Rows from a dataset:
########
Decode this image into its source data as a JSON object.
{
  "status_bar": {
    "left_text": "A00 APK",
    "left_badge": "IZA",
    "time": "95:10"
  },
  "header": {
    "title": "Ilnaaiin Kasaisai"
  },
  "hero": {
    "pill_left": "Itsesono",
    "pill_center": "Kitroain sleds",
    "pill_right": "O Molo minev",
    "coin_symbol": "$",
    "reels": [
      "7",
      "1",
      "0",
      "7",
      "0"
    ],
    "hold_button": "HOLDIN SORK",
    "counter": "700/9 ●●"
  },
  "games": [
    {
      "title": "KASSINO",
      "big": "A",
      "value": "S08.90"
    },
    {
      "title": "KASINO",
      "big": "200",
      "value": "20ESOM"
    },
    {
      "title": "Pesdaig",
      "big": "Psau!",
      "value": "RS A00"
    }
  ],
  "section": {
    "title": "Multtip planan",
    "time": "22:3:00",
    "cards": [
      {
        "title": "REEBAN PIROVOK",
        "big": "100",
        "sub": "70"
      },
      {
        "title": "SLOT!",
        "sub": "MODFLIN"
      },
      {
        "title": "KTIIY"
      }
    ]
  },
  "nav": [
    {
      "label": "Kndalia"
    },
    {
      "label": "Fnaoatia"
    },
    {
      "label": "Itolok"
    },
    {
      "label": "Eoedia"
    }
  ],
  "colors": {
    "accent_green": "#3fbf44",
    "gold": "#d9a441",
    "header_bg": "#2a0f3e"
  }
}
########
## Problem statement
Find the string "label" in the records, then copy each line where it occurs.

## Written response
      "label": "Kndalia"
      "label": "Fnaoatia"
      "label": "Itolok"
      "label": "Eoedia"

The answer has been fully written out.